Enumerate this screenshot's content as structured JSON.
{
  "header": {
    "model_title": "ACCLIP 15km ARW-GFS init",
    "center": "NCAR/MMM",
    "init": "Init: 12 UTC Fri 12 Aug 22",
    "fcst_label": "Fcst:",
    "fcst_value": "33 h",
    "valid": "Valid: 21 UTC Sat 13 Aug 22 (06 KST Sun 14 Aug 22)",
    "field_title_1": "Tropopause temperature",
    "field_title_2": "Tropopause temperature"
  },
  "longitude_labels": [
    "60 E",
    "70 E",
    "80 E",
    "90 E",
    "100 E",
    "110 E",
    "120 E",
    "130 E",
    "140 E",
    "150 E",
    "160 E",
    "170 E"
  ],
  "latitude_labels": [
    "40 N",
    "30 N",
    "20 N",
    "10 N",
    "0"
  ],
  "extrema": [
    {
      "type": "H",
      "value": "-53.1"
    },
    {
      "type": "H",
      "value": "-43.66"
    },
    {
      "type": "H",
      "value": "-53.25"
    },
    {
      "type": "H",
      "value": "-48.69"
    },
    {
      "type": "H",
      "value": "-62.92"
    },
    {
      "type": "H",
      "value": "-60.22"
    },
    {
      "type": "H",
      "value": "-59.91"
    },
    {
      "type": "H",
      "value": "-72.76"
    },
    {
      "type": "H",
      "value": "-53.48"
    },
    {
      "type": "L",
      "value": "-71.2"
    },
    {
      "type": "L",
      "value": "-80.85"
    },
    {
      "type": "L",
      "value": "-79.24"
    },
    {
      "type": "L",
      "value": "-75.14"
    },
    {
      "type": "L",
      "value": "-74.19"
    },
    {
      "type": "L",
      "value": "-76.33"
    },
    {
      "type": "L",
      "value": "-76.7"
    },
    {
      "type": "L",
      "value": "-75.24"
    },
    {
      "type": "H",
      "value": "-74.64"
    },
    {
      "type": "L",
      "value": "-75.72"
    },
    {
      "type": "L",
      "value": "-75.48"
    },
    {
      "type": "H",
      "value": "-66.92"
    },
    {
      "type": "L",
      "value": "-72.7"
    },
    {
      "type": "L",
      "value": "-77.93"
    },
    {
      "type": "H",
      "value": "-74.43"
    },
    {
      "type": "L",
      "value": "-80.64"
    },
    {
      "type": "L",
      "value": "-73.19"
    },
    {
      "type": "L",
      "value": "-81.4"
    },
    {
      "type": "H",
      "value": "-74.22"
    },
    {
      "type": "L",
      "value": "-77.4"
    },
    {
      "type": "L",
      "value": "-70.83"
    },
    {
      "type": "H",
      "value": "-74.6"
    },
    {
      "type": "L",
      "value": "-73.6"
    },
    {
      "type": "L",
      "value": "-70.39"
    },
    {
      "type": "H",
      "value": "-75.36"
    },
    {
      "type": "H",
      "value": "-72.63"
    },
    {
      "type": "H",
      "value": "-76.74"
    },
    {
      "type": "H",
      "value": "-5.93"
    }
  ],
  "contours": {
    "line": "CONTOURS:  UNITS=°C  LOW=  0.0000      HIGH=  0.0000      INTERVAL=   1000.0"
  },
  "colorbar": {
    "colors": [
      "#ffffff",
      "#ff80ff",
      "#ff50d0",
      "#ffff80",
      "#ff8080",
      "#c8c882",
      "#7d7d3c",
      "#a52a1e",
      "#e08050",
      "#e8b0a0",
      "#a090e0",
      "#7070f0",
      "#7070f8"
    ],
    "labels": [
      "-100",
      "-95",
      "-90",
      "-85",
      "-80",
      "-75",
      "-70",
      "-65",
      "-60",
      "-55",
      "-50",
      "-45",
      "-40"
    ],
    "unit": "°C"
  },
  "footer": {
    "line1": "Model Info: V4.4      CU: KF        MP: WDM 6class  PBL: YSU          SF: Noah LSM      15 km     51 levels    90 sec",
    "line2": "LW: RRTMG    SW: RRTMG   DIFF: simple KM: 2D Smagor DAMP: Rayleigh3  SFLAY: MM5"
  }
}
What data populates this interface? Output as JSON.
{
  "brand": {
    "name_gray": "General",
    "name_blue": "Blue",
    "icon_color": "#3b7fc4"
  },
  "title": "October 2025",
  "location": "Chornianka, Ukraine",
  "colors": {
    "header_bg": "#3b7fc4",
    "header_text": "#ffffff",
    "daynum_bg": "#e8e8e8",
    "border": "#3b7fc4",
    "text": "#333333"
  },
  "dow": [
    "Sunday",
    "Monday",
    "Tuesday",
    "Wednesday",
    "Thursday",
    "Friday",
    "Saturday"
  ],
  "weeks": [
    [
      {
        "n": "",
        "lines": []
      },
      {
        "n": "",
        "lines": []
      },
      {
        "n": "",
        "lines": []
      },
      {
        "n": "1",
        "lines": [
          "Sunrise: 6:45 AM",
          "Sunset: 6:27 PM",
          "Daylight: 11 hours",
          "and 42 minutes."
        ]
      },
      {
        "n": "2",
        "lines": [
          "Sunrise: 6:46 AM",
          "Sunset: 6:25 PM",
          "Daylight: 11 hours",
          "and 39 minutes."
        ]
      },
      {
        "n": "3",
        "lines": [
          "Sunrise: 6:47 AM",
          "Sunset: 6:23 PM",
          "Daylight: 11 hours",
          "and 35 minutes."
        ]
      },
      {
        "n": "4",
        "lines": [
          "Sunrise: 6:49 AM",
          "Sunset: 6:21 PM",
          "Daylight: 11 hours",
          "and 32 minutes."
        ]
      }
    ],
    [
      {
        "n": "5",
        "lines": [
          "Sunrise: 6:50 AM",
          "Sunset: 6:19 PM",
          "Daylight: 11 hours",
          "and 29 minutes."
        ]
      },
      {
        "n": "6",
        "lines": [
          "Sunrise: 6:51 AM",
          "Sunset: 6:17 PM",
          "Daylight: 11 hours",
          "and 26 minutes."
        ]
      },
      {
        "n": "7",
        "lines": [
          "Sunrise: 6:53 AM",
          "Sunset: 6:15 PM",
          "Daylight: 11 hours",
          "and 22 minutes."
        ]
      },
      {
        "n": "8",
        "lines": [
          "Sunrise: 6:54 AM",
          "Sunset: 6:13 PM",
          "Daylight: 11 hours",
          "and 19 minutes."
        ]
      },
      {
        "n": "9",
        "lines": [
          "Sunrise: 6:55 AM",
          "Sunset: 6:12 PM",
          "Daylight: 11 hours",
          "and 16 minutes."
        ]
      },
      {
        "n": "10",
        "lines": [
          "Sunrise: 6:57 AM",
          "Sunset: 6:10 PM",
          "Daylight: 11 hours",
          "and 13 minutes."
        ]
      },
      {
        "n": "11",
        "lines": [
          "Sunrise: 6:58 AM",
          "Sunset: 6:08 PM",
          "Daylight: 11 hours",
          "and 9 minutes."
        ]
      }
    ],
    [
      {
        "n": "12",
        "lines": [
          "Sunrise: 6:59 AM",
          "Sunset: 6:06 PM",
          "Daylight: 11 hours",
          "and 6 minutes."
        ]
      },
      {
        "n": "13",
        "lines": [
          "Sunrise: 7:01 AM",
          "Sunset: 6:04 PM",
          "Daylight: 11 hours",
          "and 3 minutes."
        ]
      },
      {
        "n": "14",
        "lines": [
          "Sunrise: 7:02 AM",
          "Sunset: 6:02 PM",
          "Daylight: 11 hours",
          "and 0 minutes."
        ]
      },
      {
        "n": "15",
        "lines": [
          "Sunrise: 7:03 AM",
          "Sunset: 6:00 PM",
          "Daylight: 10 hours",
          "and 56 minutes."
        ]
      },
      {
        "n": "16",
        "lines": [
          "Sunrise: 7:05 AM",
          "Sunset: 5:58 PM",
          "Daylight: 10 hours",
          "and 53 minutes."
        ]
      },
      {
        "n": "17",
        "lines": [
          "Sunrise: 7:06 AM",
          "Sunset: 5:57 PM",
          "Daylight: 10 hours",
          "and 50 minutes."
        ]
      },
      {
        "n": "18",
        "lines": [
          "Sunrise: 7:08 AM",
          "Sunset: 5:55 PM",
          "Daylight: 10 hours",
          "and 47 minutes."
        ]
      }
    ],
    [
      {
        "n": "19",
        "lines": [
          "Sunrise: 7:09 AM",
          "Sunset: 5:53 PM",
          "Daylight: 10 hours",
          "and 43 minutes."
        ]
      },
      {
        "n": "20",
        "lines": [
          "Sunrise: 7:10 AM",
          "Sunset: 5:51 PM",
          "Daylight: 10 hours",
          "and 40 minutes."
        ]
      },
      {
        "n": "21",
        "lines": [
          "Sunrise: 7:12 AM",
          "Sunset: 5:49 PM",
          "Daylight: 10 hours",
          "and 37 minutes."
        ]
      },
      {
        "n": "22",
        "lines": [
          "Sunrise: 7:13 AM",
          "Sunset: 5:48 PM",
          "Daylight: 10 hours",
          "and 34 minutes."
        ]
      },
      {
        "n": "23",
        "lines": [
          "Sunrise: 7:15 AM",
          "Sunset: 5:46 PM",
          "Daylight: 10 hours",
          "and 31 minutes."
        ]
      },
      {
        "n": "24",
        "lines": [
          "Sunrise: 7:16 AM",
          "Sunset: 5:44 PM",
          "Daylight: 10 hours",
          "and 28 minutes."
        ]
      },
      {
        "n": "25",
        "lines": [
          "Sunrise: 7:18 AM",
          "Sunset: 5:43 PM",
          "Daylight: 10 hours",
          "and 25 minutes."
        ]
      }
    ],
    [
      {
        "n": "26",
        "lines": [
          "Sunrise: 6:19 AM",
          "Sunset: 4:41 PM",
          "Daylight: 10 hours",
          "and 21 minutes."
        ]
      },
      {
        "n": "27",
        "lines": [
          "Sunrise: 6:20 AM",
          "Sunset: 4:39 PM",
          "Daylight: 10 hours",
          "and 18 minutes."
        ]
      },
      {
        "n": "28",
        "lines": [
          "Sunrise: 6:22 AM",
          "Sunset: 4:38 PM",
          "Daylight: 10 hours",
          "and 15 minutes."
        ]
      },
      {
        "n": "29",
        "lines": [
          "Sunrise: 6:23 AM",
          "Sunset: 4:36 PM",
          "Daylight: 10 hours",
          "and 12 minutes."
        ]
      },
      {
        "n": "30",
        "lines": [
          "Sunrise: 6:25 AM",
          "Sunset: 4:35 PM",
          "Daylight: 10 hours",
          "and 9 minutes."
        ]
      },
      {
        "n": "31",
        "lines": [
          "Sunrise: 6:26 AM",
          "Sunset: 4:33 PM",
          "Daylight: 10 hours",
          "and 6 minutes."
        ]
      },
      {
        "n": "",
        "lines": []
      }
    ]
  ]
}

§

→ **Written task**: From the records above, copy every line that holds the word "temperature".

→ **Response to the task**:
    "field_title_1": "Tropopause temperature",
    "field_title_2": "Tropopause temperature"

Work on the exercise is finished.